* [Request] Reproduce all the entries precisely.

───

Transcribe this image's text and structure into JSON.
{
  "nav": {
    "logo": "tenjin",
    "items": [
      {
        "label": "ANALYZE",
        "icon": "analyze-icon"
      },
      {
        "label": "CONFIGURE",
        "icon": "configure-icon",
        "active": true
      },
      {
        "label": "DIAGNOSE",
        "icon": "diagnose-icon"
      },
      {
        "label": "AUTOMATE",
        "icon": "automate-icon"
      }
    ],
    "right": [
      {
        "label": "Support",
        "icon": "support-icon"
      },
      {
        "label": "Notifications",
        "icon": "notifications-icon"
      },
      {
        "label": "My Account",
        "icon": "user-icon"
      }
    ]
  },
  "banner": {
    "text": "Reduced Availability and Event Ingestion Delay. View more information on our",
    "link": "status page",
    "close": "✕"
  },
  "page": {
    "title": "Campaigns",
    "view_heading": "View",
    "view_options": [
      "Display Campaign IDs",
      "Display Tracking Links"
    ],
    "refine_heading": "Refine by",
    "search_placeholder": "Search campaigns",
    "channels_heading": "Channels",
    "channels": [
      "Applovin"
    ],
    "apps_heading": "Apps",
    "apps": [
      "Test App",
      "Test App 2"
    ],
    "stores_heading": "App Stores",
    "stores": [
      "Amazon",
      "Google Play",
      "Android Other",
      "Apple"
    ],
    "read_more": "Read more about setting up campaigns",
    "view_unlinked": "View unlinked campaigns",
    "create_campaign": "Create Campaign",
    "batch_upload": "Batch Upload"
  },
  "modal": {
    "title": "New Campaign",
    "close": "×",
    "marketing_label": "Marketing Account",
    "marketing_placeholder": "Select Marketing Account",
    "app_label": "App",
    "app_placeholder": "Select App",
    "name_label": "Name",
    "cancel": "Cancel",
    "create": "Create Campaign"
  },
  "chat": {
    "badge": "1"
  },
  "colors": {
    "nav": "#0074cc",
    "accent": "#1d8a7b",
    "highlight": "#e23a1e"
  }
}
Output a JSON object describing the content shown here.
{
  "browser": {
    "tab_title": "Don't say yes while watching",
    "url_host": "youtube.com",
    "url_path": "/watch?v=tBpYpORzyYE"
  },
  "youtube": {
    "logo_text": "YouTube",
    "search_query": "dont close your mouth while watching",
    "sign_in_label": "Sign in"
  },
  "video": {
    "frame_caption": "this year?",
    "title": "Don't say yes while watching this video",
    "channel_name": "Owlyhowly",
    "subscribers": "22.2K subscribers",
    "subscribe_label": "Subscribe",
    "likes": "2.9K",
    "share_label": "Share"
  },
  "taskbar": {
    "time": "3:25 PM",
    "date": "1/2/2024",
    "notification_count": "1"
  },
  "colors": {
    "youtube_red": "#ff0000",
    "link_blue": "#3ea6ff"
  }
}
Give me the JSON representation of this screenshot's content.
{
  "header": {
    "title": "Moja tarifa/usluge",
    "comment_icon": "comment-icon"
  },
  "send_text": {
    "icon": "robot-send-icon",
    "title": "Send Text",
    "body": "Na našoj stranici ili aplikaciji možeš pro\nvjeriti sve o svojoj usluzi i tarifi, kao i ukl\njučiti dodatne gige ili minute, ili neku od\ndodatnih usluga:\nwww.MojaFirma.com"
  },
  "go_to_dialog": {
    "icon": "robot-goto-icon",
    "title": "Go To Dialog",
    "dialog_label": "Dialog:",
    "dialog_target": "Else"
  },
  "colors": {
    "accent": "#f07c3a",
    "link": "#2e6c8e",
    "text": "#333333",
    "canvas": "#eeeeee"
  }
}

───

* [Solution to the problem]
Transcribe this image's text and structure into JSON.
{
  "nav": {
    "logo": "tenjin",
    "items": [
      {
        "label": "ANALYZE",
        "icon": "analyze-icon"
      },
      {
        "label": "CONFIGURE",
        "icon": "configure-icon",
        "active": true
      },
      {
        "label": "DIAGNOSE",
        "icon": "diagnose-icon"
      },
      {
        "label": "AUTOMATE",
        "icon": "automate-icon"
      }
    ],
    "right": [
      {
        "label": "Support",
        "icon": "support-icon"
      },
      {
        "label": "Notifications",
        "icon": "notifications-icon"
      },
      {
        "label": "My Account",
        "icon": "user-icon"
      }
    ]
  },
  "banner": {
    "text": "Reduced Availability and Event Ingestion Delay. View more information on our",
    "link": "status page",
    "close": "✕"
  },
  "page": {
    "title": "Campaigns",
    "view_heading": "View",
    "view_options": [
      "Display Campaign IDs",
      "Display Tracking Links"
    ],
    "refine_heading": "Refine by",
    "search_placeholder": "Search campaigns",
    "channels_heading": "Channels",
    "channels": [
      "Applovin"
    ],
    "apps_heading": "Apps",
    "apps": [
      "Test App",
      "Test App 2"
    ],
    "stores_heading": "App Stores",
    "stores": [
      "Amazon",
      "Google Play",
      "Android Other",
      "Apple"
    ],
    "read_more": "Read more about setting up campaigns",
    "view_unlinked": "View unlinked campaigns",
    "create_campaign": "Create Campaign",
    "batch_upload": "Batch Upload"
  },
  "modal": {
    "title": "New Campaign",
    "close": "×",
    "marketing_label": "Marketing Account",
    "marketing_placeholder": "Select Marketing Account",
    "app_label": "App",
    "app_placeholder": "Select App",
    "name_label": "Name",
    "cancel": "Cancel",
    "create": "Create Campaign"
  },
  "chat": {
    "badge": "1"
  },
  "colors": {
    "nav": "#0074cc",
    "accent": "#1d8a7b",
    "highlight": "#e23a1e"
  }
}
Output a JSON object describing the content shown here.
{
  "browser": {
    "tab_title": "Don't say yes while watching",
    "url_host": "youtube.com",
    "url_path": "/watch?v=tBpYpORzyYE"
  },
  "youtube": {
    "logo_text": "YouTube",
    "search_query": "dont close your mouth while watching",
    "sign_in_label": "Sign in"
  },
  "video": {
    "frame_caption": "this year?",
    "title": "Don't say yes while watching this video",
    "channel_name": "Owlyhowly",
    "subscribers": "22.2K subscribers",
    "subscribe_label": "Subscribe",
    "likes": "2.9K",
    "share_label": "Share"
  },
  "taskbar": {
    "time": "3:25 PM",
    "date": "1/2/2024",
    "notification_count": "1"
  },
  "colors": {
    "youtube_red": "#ff0000",
    "link_blue": "#3ea6ff"
  }
}
Give me the JSON representation of this screenshot's content.
{
  "header": {
    "title": "Moja tarifa/usluge",
    "comment_icon": "comment-icon"
  },
  "send_text": {
    "icon": "robot-send-icon",
    "title": "Send Text",
    "body": "Na našoj stranici ili aplikaciji možeš pro\nvjeriti sve o svojoj usluzi i tarifi, kao i ukl\njučiti dodatne gige ili minute, ili neku od\ndodatnih usluga:\nwww.MojaFirma.com"
  },
  "go_to_dialog": {
    "icon": "robot-goto-icon",
    "title": "Go To Dialog",
    "dialog_label": "Dialog:",
    "dialog_target": "Else"
  },
  "colors": {
    "accent": "#f07c3a",
    "link": "#2e6c8e",
    "text": "#333333",
    "canvas": "#eeeeee"
  }
}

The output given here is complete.